--- start of Data excerpts ---
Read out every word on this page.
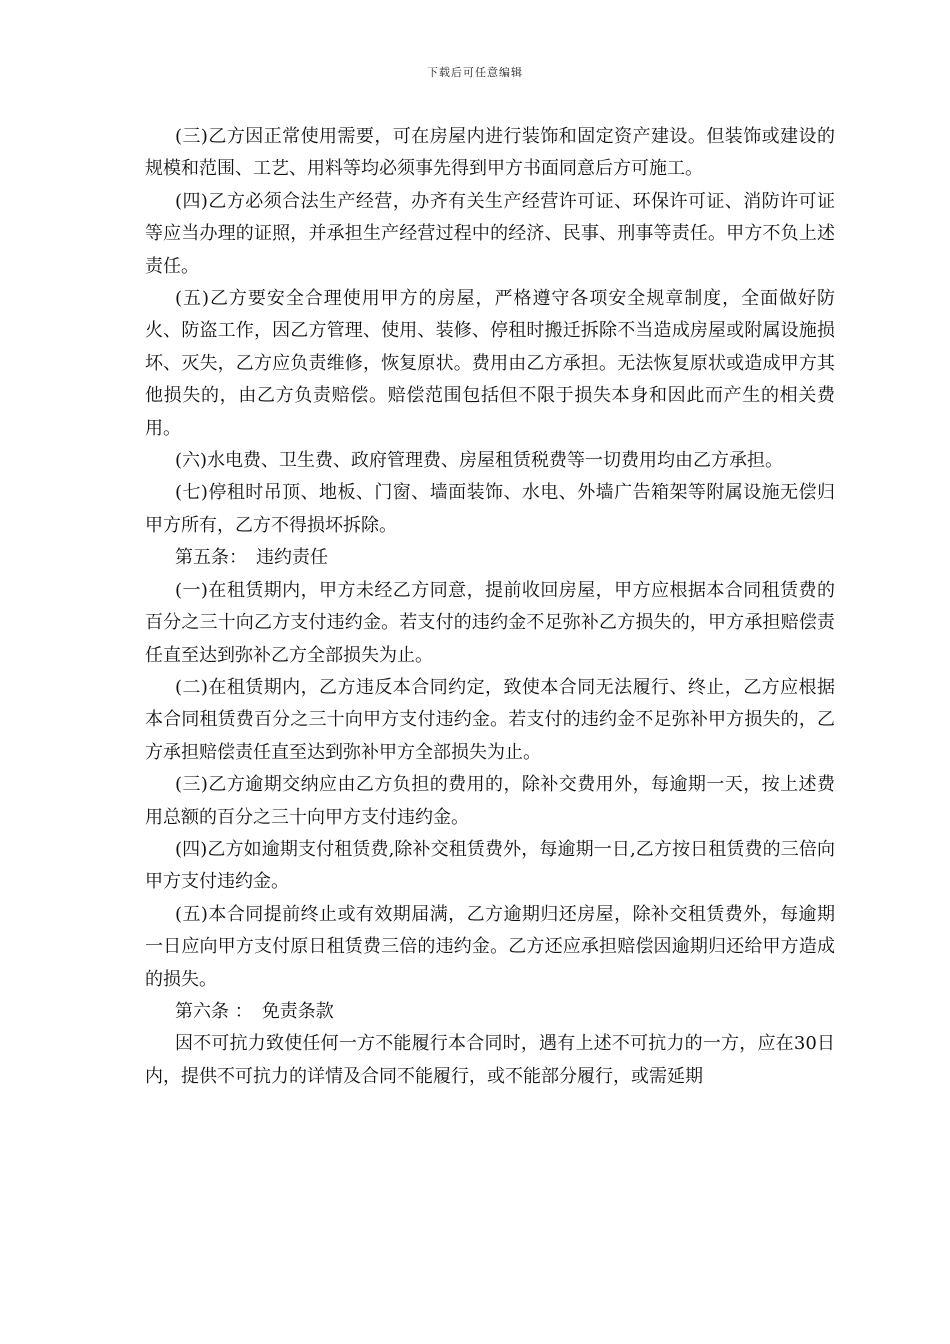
下载后可任意编辑

(三)乙方因正常使用需要，可在房屋内进行装饰和固定资产建设。但装饰或建设的规模和范围、工艺、用料等均必须事先得到甲方书面同意后方可施工。

(四)乙方必须合法生产经营，办齐有关生产经营许可证、环保许可证、消防许可证等应当办理的证照，并承担生产经营过程中的经济、民事、刑事等责任。甲方不负上述责任。

(五)乙方要安全合理使用甲方的房屋，严格遵守各项安全规章制度，全面做好防火、防盗工作，因乙方管理、使用、装修、停租时搬迁拆除不当造成房屋或附属设施损坏、灭失，乙方应负责维修，恢复原状。费用由乙方承担。无法恢复原状或造成甲方其他损失的，由乙方负责赔偿。赔偿范围包括但不限于损失本身和因此而产生的相关费用。

(六)水电费、卫生费、政府管理费、房屋租赁税费等一切费用均由乙方承担。

(七)停租时吊顶、地板、门窗、墙面装饰、水电、外墙广告箱架等附属设施无偿归甲方所有，乙方不得损坏拆除。

第五条：　违约责任

(一)在租赁期内，甲方未经乙方同意，提前收回房屋，甲方应根据本合同租赁费的百分之三十向乙方支付违约金。若支付的违约金不足弥补乙方损失的，甲方承担赔偿责任直至达到弥补乙方全部损失为止。

(二)在租赁期内，乙方违反本合同约定，致使本合同无法履行、终止，乙方应根据本合同租赁费百分之三十向甲方支付违约金。若支付的违约金不足弥补甲方损失的，乙方承担赔偿责任直至达到弥补甲方全部损失为止。

(三)乙方逾期交纳应由乙方负担的费用的，除补交费用外，每逾期一天，按上述费用总额的百分之三十向甲方支付违约金。

(四)乙方如逾期支付租赁费,除补交租赁费外，每逾期一日,乙方按日租赁费的三倍向甲方支付违约金。

(五)本合同提前终止或有效期届满，乙方逾期归还房屋，除补交租赁费外，每逾期一日应向甲方支付原日租赁费三倍的违约金。乙方还应承担赔偿因逾期归还给甲方造成的损失。

第六条 ：　免责条款

因不可抗力致使任何一方不能履行本合同时，遇有上述不可抗力的一方，应在30日内，提供不可抗力的详情及合同不能履行，或不能部分履行，或需延期
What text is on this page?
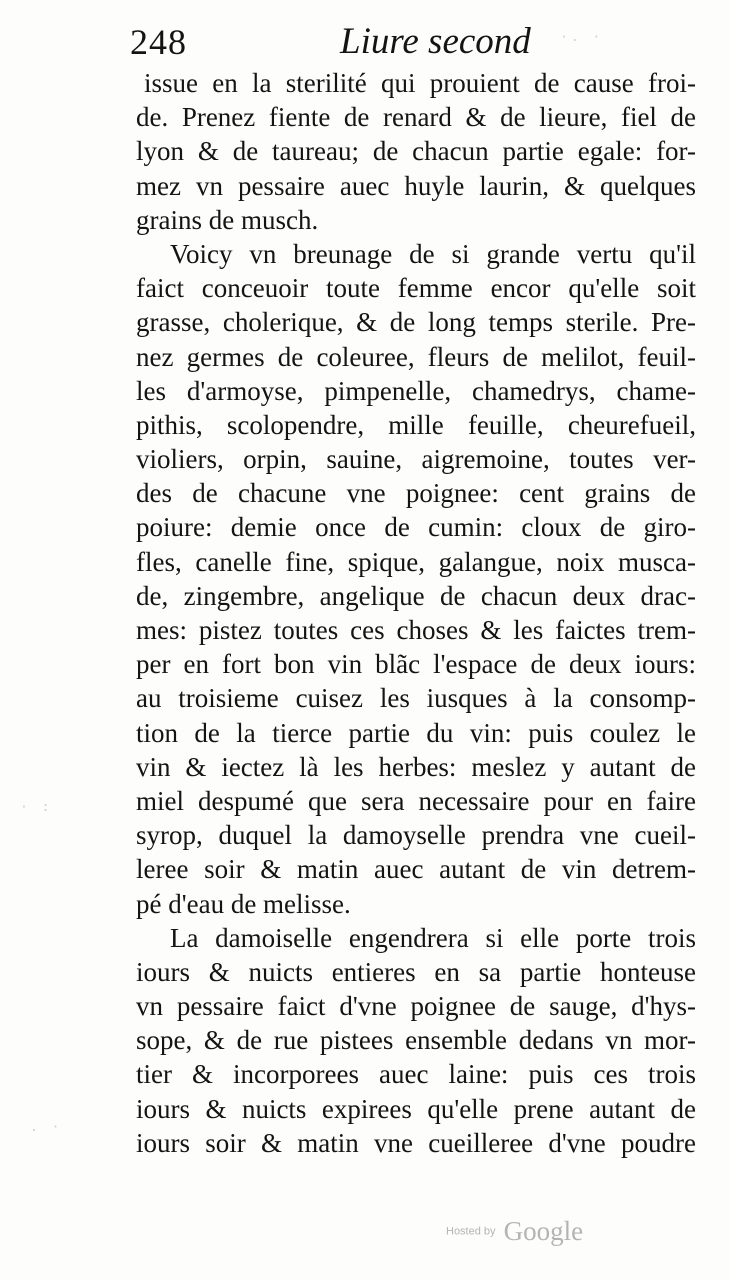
248	Liure second
issue en la sterilité qui prouient de cause froi-
de. Prenez fiente de renard & de lieure, fiel de
lyon & de taureau; de chacun partie egale: for-
mez vn pessaire auec huyle laurin, & quelques
grains de musch.
Voicy vn breunage de si grande vertu qu'il
faict conceuoir toute femme encor qu'elle soit
grasse, cholerique, & de long temps sterile. Pre-
nez germes de coleuree, fleurs de melilot, feuil-
les d'armoyse, pimpenelle, chamedrys, chame-
pithis, scolopendre, mille feuille, cheurefueil,
violiers, orpin, sauine, aigremoine, toutes ver-
des de chacune vne poignee: cent grains de
poiure: demie once de cumin: cloux de giro-
fles, canelle fine, spique, galangue, noix musca-
de, zingembre, angelique de chacun deux drac-
mes: pistez toutes ces choses & les faictes trem-
per en fort bon vin blãc l'espace de deux iours:
au troisieme cuisez les iusques à la consomp-
tion de la tierce partie du vin: puis coulez le
vin & iectez là les herbes: meslez y autant de
miel despumé que sera necessaire pour en faire
syrop, duquel la damoyselle prendra vne cueil-
leree soir & matin auec autant de vin detrem-
pé d'eau de melisse.
La damoiselle engendrera si elle porte trois
iours & nuicts entieres en sa partie honteuse
vn pessaire faict d'vne poignee de sauge, d'hys-
sope, & de rue pistees ensemble dedans vn mor-
tier & incorporees auec laine: puis ces trois
iours & nuicts expirees qu'elle prene autant de
iours soir & matin vne cueilleree d'vne poudre
· :
. ·
·. ·
Hosted by Google
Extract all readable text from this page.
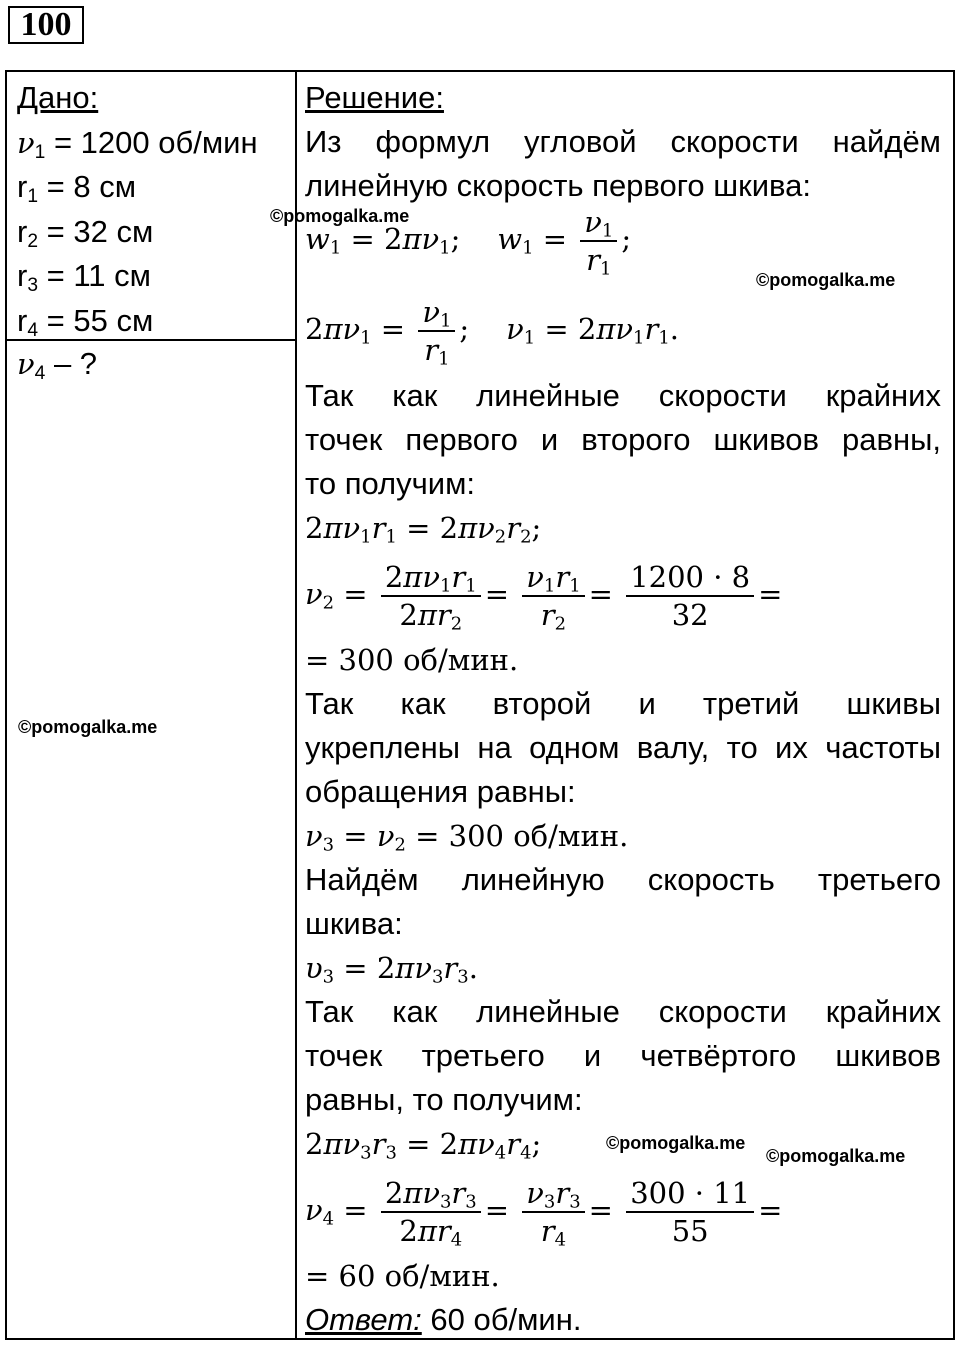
100
Дано:
$\nu_1 = 1200$ об/мин
$r_1 = 8$ см
$r_2 = 32$ см
$r_3 = 11$ см
$r_4 = 55$ см
$\nu_4$ – ?
Решение:
Из формул угловой скорости найдём
линейную скорость первого шкива:
$w_1 = 2\pi\nu_1$;    $w_1 = \frac{\nu_1}{r_1}$ ;
$2\pi\nu_1 = \frac{\nu_1}{r_1}$ ;    $\nu_1 = 2\pi\nu_1r_1$.
Так как линейные скорости крайних
точек первого и второго шкивов равны,
то получим:
$2\pi\nu_1r_1 = 2\pi\nu_2r_2$;
$\nu_2 = \frac{2\pi\nu_1r_1}{2\pi r_2} = \frac{\nu_1r_1}{r_2} = \frac{1200 \cdot 8}{32}$ =
= 300 об/мин.
Так как второй и третий шкивы
укреплены на одном валу, то их частоты
обращения равны:
$\nu_3 = \nu_2 = 300$ об/мин.
Найдём линейную скорость третьего
шкива:
$\upsilon_3 = 2\pi\nu_3r_3$.
Так как линейные скорости крайних
точек третьего и четвёртого шкивов
равны, то получим:
$2\pi\nu_3r_3 = 2\pi\nu_4r_4$;
$\nu_4 = \frac{2\pi\nu_3r_3}{2\pi r_4} = \frac{\nu_3r_3}{r_4} = \frac{300 \cdot 11}{55}$ =
= 60 об/мин.
Ответ: 60 об/мин.
©pomogalka.me
©pomogalka.me
©pomogalka.me
©pomogalka.me
©pomogalka.me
--- end of Data excerpts ---
> _Objective_
Copy out each line of the records where the string "matin" appears.

> _Response to this task_
leree soir & matin auec autant de vin detrem-
iours soir & matin vne cueilleree d'vne poudre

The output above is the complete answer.